* _DIRECTIONS FOR THIS TASK_:
Filter the records below and copy every line containing the word "image".

[Extracted data entries]
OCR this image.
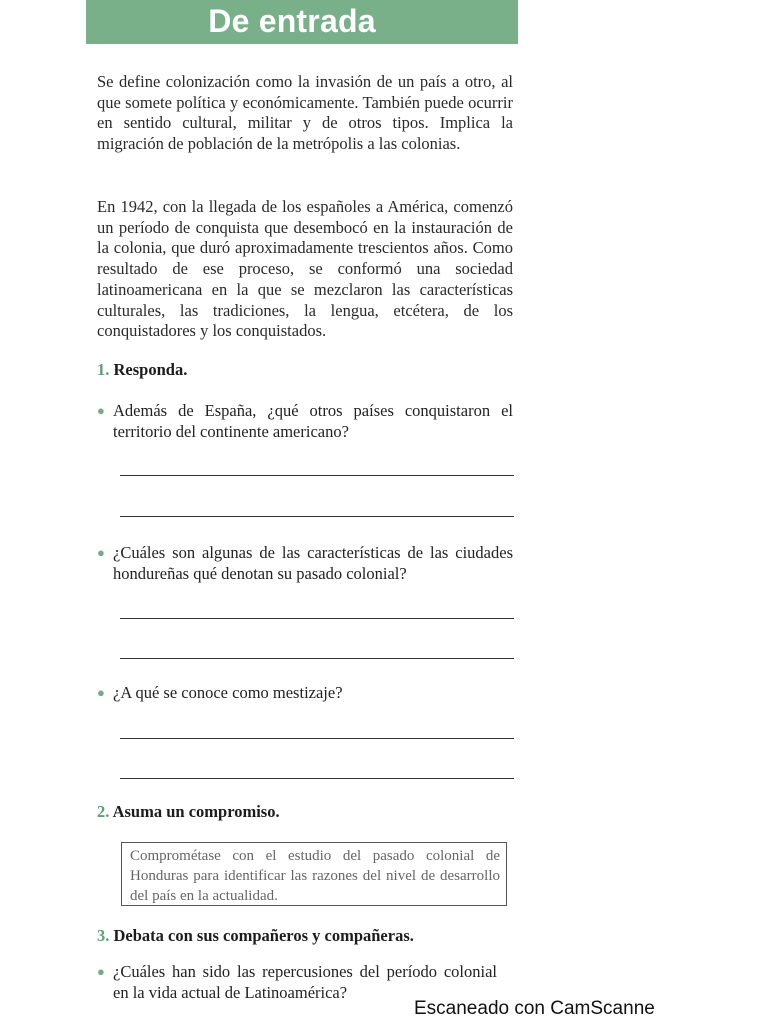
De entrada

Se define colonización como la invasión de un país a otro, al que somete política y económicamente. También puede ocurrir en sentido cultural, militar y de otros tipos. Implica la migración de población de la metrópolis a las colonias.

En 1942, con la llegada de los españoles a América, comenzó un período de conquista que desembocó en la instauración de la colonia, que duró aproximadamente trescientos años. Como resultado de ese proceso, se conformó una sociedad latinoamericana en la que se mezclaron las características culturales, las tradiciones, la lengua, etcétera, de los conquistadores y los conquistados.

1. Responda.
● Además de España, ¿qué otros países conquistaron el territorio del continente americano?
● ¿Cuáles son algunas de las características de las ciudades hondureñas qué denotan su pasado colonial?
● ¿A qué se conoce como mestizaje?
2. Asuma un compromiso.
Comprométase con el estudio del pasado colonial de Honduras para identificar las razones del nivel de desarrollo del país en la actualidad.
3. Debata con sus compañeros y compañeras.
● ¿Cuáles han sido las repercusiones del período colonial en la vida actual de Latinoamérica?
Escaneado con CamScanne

==

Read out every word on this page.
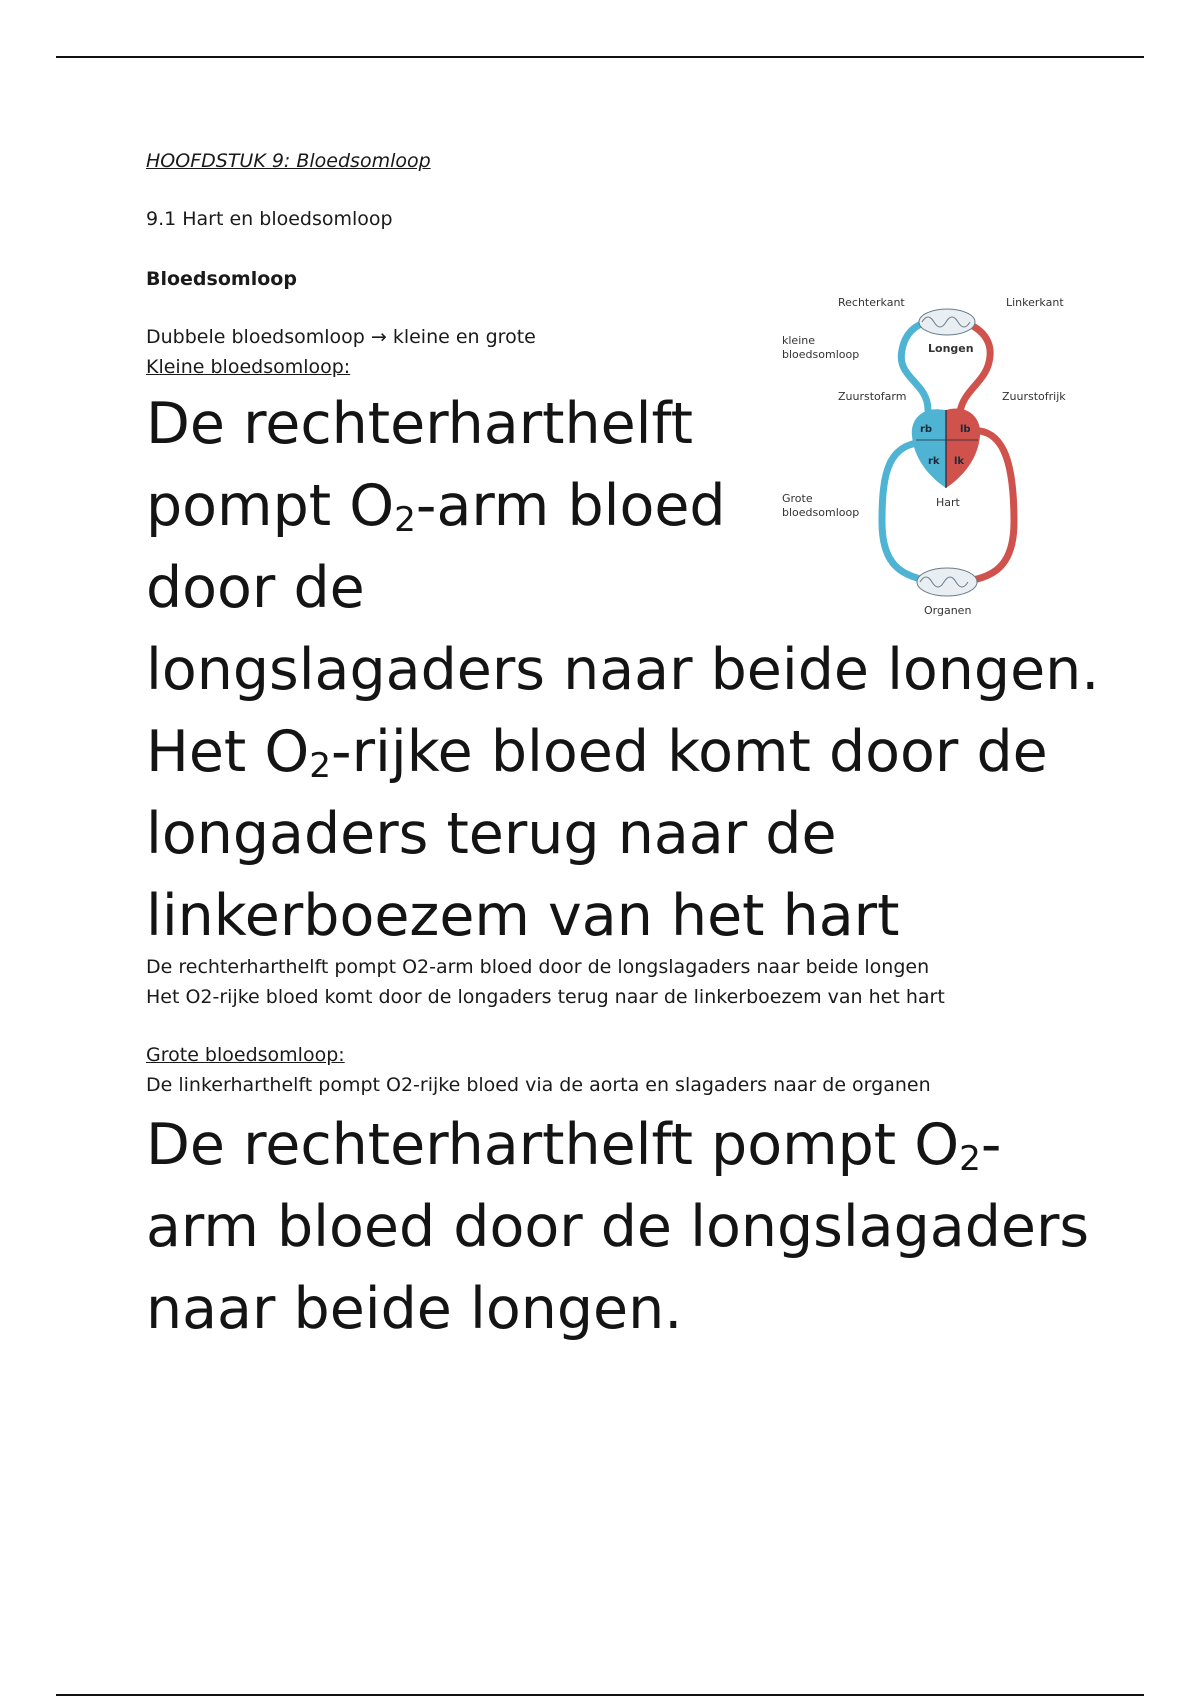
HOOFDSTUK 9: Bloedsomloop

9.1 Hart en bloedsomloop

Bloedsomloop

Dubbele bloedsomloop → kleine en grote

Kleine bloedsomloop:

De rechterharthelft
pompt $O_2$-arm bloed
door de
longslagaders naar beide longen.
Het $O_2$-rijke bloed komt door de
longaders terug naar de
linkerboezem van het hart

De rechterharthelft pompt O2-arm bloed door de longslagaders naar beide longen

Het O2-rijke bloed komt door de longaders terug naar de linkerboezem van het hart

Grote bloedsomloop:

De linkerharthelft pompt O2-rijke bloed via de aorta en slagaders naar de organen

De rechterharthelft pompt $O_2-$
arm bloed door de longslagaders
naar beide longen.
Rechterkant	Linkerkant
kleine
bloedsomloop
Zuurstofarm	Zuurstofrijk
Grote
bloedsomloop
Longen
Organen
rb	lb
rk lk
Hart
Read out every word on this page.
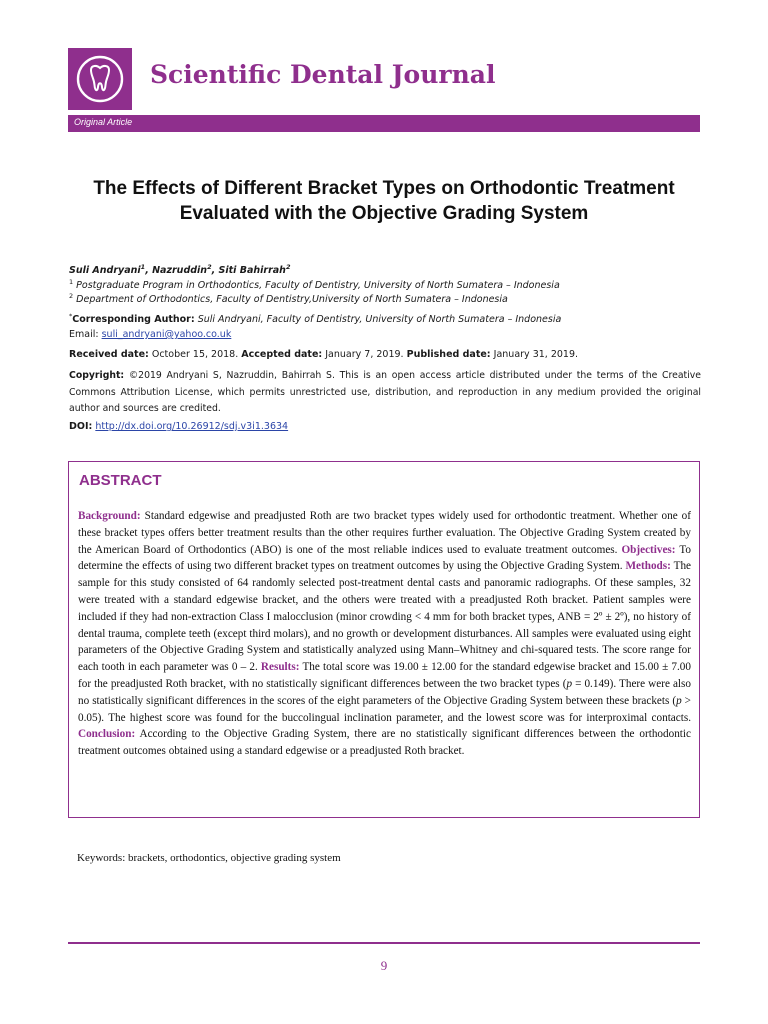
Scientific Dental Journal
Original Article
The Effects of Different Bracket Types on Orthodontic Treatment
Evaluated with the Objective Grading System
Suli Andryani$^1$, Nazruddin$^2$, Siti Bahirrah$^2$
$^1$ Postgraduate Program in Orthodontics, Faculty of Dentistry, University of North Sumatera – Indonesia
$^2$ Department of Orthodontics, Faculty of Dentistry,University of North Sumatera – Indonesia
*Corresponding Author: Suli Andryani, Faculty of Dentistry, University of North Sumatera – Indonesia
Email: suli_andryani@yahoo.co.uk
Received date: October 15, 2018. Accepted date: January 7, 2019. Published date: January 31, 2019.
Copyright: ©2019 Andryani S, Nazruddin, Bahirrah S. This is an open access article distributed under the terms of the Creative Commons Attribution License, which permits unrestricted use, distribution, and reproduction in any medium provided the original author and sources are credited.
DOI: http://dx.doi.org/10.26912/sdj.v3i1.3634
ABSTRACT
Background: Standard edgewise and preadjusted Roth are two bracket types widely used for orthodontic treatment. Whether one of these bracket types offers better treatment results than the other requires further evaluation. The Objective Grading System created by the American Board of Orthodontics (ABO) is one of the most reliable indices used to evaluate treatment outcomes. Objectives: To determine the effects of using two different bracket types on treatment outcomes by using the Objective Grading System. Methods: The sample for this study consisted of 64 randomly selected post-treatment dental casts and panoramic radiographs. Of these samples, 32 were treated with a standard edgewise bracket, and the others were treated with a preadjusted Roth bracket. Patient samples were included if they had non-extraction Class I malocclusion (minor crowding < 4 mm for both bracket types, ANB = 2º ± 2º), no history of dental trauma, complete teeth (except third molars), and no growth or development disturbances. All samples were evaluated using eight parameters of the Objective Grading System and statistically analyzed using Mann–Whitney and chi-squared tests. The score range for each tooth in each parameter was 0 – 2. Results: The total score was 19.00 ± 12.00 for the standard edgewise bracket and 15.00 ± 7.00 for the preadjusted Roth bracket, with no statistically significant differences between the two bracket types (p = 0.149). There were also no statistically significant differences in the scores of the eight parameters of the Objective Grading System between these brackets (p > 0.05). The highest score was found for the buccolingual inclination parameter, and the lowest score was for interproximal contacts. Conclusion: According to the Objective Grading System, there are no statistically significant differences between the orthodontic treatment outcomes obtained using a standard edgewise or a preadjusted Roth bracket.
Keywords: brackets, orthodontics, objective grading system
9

---

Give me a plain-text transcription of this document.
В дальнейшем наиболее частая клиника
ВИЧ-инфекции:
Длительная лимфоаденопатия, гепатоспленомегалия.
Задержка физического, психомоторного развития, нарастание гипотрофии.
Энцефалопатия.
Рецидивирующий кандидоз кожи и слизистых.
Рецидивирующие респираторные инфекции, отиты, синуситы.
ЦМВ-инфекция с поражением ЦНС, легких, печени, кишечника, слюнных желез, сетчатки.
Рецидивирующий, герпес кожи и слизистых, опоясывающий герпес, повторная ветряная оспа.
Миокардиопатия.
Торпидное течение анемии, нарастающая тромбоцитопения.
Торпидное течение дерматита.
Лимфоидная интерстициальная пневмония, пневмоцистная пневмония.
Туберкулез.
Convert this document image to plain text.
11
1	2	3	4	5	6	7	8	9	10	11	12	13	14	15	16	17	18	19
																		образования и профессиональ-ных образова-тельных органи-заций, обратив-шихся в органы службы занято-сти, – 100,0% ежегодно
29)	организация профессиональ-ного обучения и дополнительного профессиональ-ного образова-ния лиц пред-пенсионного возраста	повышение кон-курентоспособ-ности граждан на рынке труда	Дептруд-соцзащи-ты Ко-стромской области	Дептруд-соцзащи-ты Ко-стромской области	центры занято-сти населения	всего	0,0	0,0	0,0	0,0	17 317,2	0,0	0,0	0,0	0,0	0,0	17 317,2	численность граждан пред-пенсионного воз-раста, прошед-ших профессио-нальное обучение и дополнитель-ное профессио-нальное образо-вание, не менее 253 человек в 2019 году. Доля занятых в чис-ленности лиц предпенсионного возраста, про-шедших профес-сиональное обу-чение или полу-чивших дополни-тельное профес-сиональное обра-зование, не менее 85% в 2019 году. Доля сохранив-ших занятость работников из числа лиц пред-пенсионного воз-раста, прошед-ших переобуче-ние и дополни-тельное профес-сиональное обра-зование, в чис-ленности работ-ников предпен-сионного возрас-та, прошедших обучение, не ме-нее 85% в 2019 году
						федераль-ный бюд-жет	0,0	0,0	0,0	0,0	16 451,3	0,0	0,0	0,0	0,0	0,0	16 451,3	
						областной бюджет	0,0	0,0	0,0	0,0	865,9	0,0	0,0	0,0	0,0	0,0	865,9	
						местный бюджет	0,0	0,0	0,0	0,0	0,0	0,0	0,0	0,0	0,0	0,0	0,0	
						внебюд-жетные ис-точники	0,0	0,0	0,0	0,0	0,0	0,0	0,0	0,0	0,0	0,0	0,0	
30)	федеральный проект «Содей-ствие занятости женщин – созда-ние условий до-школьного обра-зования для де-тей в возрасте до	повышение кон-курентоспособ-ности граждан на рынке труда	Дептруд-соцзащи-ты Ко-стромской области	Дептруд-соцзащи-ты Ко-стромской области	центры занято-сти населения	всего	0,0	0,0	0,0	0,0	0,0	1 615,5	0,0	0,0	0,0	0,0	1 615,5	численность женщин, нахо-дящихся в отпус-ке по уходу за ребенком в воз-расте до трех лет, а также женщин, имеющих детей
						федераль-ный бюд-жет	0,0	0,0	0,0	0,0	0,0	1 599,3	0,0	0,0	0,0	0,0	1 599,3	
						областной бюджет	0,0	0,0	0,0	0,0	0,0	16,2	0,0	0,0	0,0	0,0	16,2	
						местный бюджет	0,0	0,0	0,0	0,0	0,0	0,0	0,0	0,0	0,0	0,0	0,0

* _OUTPUT OF THE EXERCISE_:
OCR this image.
Convert this document image to plain text.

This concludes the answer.